## Written request
Print the listing in its entirety and exactly, leaving out images.

BEGIN Exercise inputs

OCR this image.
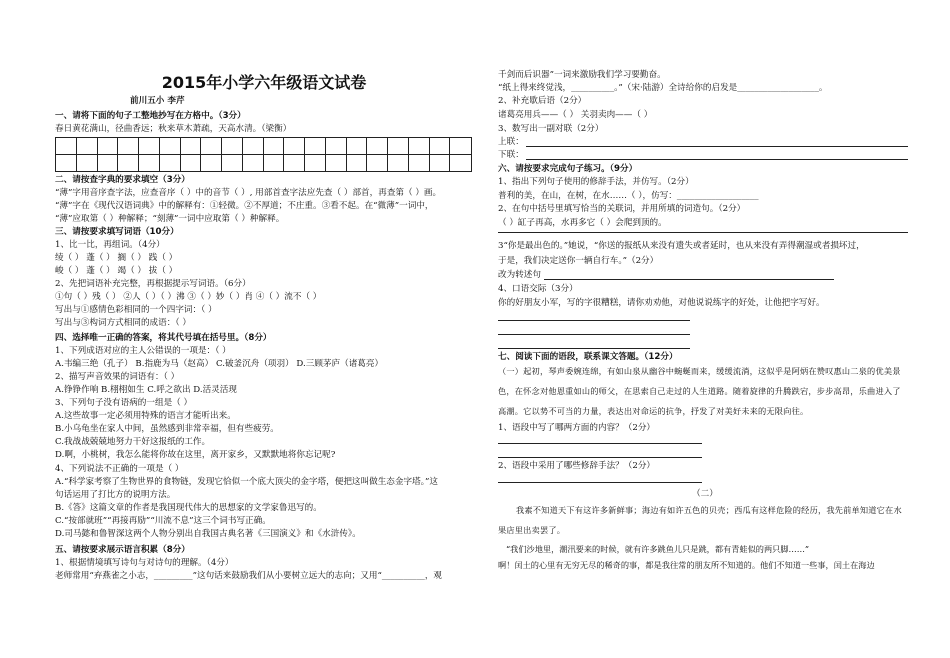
2015年小学六年级语文试卷
前川五小 李芹
一、请将下面的句子工整地抄写在方格中。（3分）
春日黄花满山，径曲香远；秋来草木萧疏，天高水清。（梁衡）
二、请按查字典的要求填空（3分）
“薄”字用音序查字法，应查音序（ ）中的音节（ ）, 用部首查字法应先查（ ）部首，再查第（ ）画。
“薄”字在《现代汉语词典》中的解释有：①轻微。②不厚道；不庄重。③看不起。在“微薄”一词中，
“薄”应取第（ ）种解释；“刻薄”一词中应取第（ ）种解释。
三、请按要求填写词语（10分）
1、比一比，再组词。（4分）
绫（ ） 蓬（ ） 搁（ ） 践（ ）
峻（ ） 蓬（ ） 竭（ ） 拔（ ）
2、先把词语补充完整，再根据提示写词语。（6分）
①句（ ）残（ ） ②人（ ）（ ）沸 ③（ ）妙（ ）肖 ④（ ）流不（ ）
写出与①感情色彩相同的一个四字词：（ ）
写出与③构词方式相同的成语：（ ）
四、选择唯一正确的答案，将其代号填在括号里。（8分）
1、下列成语对应的主人公错误的一项是：（ ）
A.韦编三绝（孔子） B.指鹿为马（赵高） C.破釜沉舟（项羽） D.三顾茅庐（诸葛亮）
2、描写声音效果的词语有：（ ）
A.铮铮作响 B.栩栩如生 C.呼之欲出 D.活灵活现
3、下列句子没有语病的一组是（ ）
A.这些故事一定必须用特殊的语言才能听出来。
B.小乌龟坐在家人中间，虽然感到非常幸福，但有些疲劳。
C.我战战兢兢地努力干好这报纸的工作。
D.啊，小桃树，我怎么能将你故在这里，离开家乡，又默默地将你忘记呢?
4、下列说法不正确的一项是（ ）
A.“科学家考察了生物世界的食物链，发现它恰似一个底大顶尖的金字塔，便把这叫做生态金字塔。”这
句话运用了打比方的说明方法。
B.《答》这篇文章的作者是我国现代伟大的思想家的文学家鲁迅写的。
C.“按部就班”“再接再励”“川流不息”这三个词书写正确。
D.司马懿和鲁智深这两个人物分别出自我国古典名著《三国演义》和《水浒传》。
五、请按要求展示语言积累（8分）
1、根据情境填写诗句与对诗句的理解。（4分）
老师常用“弃燕雀之小志，_________”这句话来鼓励我们从小要树立远大的志向；又用“__________，观
千剑而后识器”一词来激励我们学习要勤奋。
“纸上得来终觉浅，__________。”（宋·陆游）全诗给你的启发是___________________。
2、补充歇后语（2分）
诸葛亮用兵——（ ） 关羽卖肉——（ ）
3、数写出一副对联（2分）
上联：
下联：
六、请按要求完成句子练习。（9分）
1、指出下列句子使用的修辞手法，并仿写。（2分）
普利的美，在山，在树，在水……（ ），仿写：___________________
2、在句中括号里填写恰当的关联词，并用所填的词造句。（2分）
（ ）缸子再高，水再多它（ ）会爬到顶的。
3“你是最出色的。”她说，“你送的报纸从来没有遗失或者延时，也从来没有弄得潮湿或者损坏过，
于是，我们决定送你一辆自行车。”（2分）
改为转述句
4、口语交际（3分）
你的好朋友小军，写的字很糟糕，请你劝劝他，对他说说练字的好处，让他把字写好。
七、阅读下面的语段，联系课文答题。（12分）
（一）起初，琴声委婉连绵，有如山泉从幽谷中蜿蜒而来，缓缓流淌，这似乎是阿炳在赞叹惠山二泉的优美景色，在怀念对他恩重如山的师父，在思索自己走过的人生道路。随着旋律的升腾跌宕，步步高昂，乐曲进入了高潮。它以势不可当的力量，表达出对命运的抗争，抒发了对美好未来的无限向往。
1、语段中写了哪两方面的内容？（2分）
2、语段中采用了哪些修辞手法？（2分）
（二）
我素不知道天下有这许多新鲜事；海边有如许五色的贝壳；西瓜有这样危险的经历，我先前单知道它在水果店里出卖罢了。
“我们沙地里，潮汛要来的时候，就有许多跳鱼儿只是跳，都有青蛙似的两只脚……”
啊！闰土的心里有无穷无尽的稀奇的事，都是我往常的朋友所不知道的。他们不知道一些事，闰土在海边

END Exercise inputs

## Finished exercise
OCR this image.
2015年小学六年级语文试卷
前川五小 李芹
一、请将下面的句子工整地抄写在方格中。（3分）
春日黄花满山，径曲香远；秋来草木萧疏，天高水清。（梁衡）
二、请按查字典的要求填空（3分）
“薄”字用音序查字法，应查音序（ ）中的音节（ ）, 用部首查字法应先查（ ）部首，再查第（ ）画。
“薄”字在《现代汉语词典》中的解释有：①轻微。②不厚道；不庄重。③看不起。在“微薄”一词中，
“薄”应取第（ ）种解释；“刻薄”一词中应取第（ ）种解释。
三、请按要求填写词语（10分）
1、比一比，再组词。（4分）
绫（ ） 蓬（ ） 搁（ ） 践（ ）
峻（ ） 蓬（ ） 竭（ ） 拔（ ）
2、先把词语补充完整，再根据提示写词语。（6分）
①句（ ）残（ ） ②人（ ）（ ）沸 ③（ ）妙（ ）肖 ④（ ）流不（ ）
写出与①感情色彩相同的一个四字词：（ ）
写出与③构词方式相同的成语：（ ）
四、选择唯一正确的答案，将其代号填在括号里。（8分）
1、下列成语对应的主人公错误的一项是：（ ）
A.韦编三绝（孔子） B.指鹿为马（赵高） C.破釜沉舟（项羽） D.三顾茅庐（诸葛亮）
2、描写声音效果的词语有：（ ）
A.铮铮作响 B.栩栩如生 C.呼之欲出 D.活灵活现
3、下列句子没有语病的一组是（ ）
A.这些故事一定必须用特殊的语言才能听出来。
B.小乌龟坐在家人中间，虽然感到非常幸福，但有些疲劳。
C.我战战兢兢地努力干好这报纸的工作。
D.啊，小桃树，我怎么能将你故在这里，离开家乡，又默默地将你忘记呢?
4、下列说法不正确的一项是（ ）
A.“科学家考察了生物世界的食物链，发现它恰似一个底大顶尖的金字塔，便把这叫做生态金字塔。”这
句话运用了打比方的说明方法。
B.《答》这篇文章的作者是我国现代伟大的思想家的文学家鲁迅写的。
C.“按部就班”“再接再励”“川流不息”这三个词书写正确。
D.司马懿和鲁智深这两个人物分别出自我国古典名著《三国演义》和《水浒传》。
五、请按要求展示语言积累（8分）
1、根据情境填写诗句与对诗句的理解。（4分）
老师常用“弃燕雀之小志，_________”这句话来鼓励我们从小要树立远大的志向；又用“__________，观
千剑而后识器”一词来激励我们学习要勤奋。
“纸上得来终觉浅，__________。”（宋·陆游）全诗给你的启发是___________________。
2、补充歇后语（2分）
诸葛亮用兵——（ ） 关羽卖肉——（ ）
3、数写出一副对联（2分）
上联：
下联：
六、请按要求完成句子练习。（9分）
1、指出下列句子使用的修辞手法，并仿写。（2分）
普利的美，在山，在树，在水……（ ），仿写：___________________
2、在句中括号里填写恰当的关联词，并用所填的词造句。（2分）
（ ）缸子再高，水再多它（ ）会爬到顶的。
3“你是最出色的。”她说，“你送的报纸从来没有遗失或者延时，也从来没有弄得潮湿或者损坏过，
于是，我们决定送你一辆自行车。”（2分）
改为转述句
4、口语交际（3分）
你的好朋友小军，写的字很糟糕，请你劝劝他，对他说说练字的好处，让他把字写好。
七、阅读下面的语段，联系课文答题。（12分）
（一）起初，琴声委婉连绵，有如山泉从幽谷中蜿蜒而来，缓缓流淌，这似乎是阿炳在赞叹惠山二泉的优美景色，在怀念对他恩重如山的师父，在思索自己走过的人生道路。随着旋律的升腾跌宕，步步高昂，乐曲进入了高潮。它以势不可当的力量，表达出对命运的抗争，抒发了对美好未来的无限向往。
1、语段中写了哪两方面的内容？（2分）
2、语段中采用了哪些修辞手法？（2分）
（二）
我素不知道天下有这许多新鲜事；海边有如许五色的贝壳；西瓜有这样危险的经历，我先前单知道它在水果店里出卖罢了。
“我们沙地里，潮汛要来的时候，就有许多跳鱼儿只是跳，都有青蛙似的两只脚……”
啊！闰土的心里有无穷无尽的稀奇的事，都是我往常的朋友所不知道的。他们不知道一些事，闰土在海边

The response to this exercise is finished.